* begin Raw data *

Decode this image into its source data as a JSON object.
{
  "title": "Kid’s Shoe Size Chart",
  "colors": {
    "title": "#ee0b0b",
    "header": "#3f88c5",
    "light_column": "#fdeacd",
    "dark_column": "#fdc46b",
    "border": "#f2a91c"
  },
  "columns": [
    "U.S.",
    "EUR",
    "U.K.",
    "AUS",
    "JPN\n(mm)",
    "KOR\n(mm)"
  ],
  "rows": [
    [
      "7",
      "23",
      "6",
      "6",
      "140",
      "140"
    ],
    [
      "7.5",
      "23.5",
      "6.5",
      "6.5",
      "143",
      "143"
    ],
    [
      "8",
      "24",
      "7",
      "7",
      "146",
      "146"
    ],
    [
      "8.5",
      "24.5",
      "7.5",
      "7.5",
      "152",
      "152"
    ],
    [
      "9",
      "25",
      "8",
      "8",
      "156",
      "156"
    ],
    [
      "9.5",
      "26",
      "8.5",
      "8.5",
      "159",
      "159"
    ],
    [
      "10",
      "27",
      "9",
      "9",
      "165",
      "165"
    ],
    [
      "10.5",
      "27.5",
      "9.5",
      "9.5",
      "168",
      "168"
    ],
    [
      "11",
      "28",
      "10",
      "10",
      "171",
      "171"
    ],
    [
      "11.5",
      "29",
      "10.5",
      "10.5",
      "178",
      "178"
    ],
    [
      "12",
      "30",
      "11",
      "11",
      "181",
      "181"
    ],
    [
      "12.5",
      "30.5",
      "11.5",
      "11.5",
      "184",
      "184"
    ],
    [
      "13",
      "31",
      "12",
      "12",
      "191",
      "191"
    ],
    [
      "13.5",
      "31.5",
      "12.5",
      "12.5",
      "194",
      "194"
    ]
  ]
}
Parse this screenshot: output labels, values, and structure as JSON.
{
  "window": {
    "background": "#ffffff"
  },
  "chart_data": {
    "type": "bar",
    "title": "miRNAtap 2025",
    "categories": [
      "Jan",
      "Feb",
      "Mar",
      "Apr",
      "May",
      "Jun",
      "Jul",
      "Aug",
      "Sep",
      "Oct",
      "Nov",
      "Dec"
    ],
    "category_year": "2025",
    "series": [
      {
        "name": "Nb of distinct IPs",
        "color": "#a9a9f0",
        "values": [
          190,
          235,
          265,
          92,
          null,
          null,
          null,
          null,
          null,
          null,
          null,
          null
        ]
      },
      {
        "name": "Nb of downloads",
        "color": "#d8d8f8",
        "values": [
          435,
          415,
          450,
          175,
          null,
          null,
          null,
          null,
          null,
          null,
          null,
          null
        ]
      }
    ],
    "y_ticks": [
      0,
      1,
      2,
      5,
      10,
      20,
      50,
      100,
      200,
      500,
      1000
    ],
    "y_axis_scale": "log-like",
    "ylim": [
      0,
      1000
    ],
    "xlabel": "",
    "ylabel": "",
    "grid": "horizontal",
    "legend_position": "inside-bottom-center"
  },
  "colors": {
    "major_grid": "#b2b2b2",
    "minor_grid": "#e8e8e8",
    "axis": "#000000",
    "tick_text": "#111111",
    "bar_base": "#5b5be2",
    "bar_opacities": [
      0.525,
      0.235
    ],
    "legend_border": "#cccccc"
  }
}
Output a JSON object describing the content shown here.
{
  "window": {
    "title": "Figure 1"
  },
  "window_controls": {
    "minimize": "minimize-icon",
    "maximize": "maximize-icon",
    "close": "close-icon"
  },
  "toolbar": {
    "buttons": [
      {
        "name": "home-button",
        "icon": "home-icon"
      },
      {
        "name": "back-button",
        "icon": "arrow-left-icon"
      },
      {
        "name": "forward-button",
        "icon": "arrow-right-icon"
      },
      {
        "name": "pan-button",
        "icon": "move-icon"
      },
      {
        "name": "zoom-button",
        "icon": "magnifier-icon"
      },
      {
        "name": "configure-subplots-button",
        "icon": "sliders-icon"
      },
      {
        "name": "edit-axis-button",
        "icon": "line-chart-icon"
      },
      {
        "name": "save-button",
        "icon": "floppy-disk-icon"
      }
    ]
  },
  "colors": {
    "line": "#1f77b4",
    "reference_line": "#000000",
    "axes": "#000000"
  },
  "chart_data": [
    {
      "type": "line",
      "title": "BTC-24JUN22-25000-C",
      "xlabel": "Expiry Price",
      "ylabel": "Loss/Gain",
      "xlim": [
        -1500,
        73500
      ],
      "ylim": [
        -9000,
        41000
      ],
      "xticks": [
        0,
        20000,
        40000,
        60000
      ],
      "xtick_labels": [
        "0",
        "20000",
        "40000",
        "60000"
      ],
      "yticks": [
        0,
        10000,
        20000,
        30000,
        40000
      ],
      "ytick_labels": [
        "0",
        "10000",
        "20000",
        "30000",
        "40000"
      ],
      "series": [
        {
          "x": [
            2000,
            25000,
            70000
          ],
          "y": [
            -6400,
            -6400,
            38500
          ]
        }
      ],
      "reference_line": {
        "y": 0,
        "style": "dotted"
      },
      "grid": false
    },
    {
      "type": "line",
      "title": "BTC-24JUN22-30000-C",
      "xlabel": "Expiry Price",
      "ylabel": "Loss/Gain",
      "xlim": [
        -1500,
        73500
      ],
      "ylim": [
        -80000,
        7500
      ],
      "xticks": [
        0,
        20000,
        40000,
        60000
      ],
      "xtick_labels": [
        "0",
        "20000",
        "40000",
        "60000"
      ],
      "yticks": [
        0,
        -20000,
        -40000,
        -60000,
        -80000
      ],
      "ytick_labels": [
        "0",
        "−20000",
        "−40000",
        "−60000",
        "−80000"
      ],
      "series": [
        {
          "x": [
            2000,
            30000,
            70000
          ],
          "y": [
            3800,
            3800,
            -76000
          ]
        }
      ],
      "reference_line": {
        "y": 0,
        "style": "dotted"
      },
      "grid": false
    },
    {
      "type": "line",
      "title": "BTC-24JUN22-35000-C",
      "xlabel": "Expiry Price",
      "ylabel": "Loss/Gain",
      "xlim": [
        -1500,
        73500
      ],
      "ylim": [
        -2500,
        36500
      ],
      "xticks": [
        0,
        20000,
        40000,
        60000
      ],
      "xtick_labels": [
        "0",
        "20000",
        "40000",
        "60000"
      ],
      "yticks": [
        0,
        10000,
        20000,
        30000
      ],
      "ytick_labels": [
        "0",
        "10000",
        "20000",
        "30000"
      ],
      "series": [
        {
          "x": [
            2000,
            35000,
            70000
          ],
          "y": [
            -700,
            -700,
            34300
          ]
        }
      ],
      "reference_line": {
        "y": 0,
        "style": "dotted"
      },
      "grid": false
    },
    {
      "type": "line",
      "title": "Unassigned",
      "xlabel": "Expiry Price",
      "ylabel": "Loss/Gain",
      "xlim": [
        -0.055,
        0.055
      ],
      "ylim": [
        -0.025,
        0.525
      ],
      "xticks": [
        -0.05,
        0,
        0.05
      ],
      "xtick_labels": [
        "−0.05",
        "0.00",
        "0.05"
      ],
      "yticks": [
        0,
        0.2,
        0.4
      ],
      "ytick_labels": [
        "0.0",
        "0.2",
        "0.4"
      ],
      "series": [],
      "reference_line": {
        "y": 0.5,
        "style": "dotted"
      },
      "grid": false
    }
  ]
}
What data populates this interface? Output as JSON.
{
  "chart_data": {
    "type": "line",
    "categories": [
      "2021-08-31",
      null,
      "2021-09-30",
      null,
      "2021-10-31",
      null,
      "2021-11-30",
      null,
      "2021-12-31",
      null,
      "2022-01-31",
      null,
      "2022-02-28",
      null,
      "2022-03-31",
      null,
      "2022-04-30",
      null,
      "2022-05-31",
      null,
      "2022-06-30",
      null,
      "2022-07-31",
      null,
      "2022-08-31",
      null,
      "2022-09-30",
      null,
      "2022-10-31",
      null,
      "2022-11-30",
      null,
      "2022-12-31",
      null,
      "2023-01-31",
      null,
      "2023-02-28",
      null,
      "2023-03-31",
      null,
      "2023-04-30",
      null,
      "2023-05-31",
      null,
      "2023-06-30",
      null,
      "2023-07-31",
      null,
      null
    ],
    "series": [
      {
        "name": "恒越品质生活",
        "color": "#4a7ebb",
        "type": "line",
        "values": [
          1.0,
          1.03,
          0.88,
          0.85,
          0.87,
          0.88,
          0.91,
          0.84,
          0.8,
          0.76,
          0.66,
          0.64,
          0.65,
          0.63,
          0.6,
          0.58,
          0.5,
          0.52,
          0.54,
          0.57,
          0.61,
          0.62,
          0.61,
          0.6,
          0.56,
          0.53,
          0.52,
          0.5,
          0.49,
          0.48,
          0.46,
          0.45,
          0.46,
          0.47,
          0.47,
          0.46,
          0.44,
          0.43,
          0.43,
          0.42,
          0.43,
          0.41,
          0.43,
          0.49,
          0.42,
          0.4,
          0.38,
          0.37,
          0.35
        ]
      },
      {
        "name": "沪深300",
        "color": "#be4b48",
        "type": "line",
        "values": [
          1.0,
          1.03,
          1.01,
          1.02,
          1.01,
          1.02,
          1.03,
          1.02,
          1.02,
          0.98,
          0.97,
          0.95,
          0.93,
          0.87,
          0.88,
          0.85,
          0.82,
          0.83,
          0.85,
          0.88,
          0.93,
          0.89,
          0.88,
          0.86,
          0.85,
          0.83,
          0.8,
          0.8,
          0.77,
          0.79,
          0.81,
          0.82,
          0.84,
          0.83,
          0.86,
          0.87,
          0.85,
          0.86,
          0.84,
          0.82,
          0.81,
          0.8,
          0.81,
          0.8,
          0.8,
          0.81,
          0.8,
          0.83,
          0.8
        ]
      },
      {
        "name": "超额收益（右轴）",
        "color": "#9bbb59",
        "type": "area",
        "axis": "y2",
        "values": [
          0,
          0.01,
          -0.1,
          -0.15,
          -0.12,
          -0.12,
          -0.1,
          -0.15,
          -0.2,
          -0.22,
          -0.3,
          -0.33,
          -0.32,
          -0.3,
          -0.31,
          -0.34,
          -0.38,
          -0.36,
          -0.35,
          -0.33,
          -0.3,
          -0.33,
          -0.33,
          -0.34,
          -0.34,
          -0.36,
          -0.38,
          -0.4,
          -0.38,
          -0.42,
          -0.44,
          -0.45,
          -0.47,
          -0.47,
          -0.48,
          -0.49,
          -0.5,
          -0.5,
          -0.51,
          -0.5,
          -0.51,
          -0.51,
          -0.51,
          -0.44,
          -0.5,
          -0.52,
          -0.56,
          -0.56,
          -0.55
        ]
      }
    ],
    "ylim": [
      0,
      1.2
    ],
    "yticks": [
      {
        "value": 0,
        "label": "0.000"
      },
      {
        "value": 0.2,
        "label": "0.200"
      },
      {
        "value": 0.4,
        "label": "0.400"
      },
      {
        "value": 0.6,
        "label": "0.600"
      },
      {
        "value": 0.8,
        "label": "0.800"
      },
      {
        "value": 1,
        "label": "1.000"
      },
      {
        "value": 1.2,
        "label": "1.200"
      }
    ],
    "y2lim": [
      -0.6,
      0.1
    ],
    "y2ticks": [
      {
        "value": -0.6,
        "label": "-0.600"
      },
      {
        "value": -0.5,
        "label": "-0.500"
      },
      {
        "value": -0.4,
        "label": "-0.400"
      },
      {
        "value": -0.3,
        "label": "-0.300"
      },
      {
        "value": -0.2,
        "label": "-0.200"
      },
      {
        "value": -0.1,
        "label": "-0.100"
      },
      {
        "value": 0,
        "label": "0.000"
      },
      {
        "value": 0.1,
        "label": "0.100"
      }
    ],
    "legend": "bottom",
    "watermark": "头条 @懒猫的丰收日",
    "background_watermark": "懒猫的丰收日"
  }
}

* end Raw data *

**What to work on**
Pick every line with "this" in it and copy it.

**Worked solution**
Decode this image into its source data as a JSON object.
Parse this screenshot: output labels, values, and structure as JSON.
What data populates this interface? Output as JSON.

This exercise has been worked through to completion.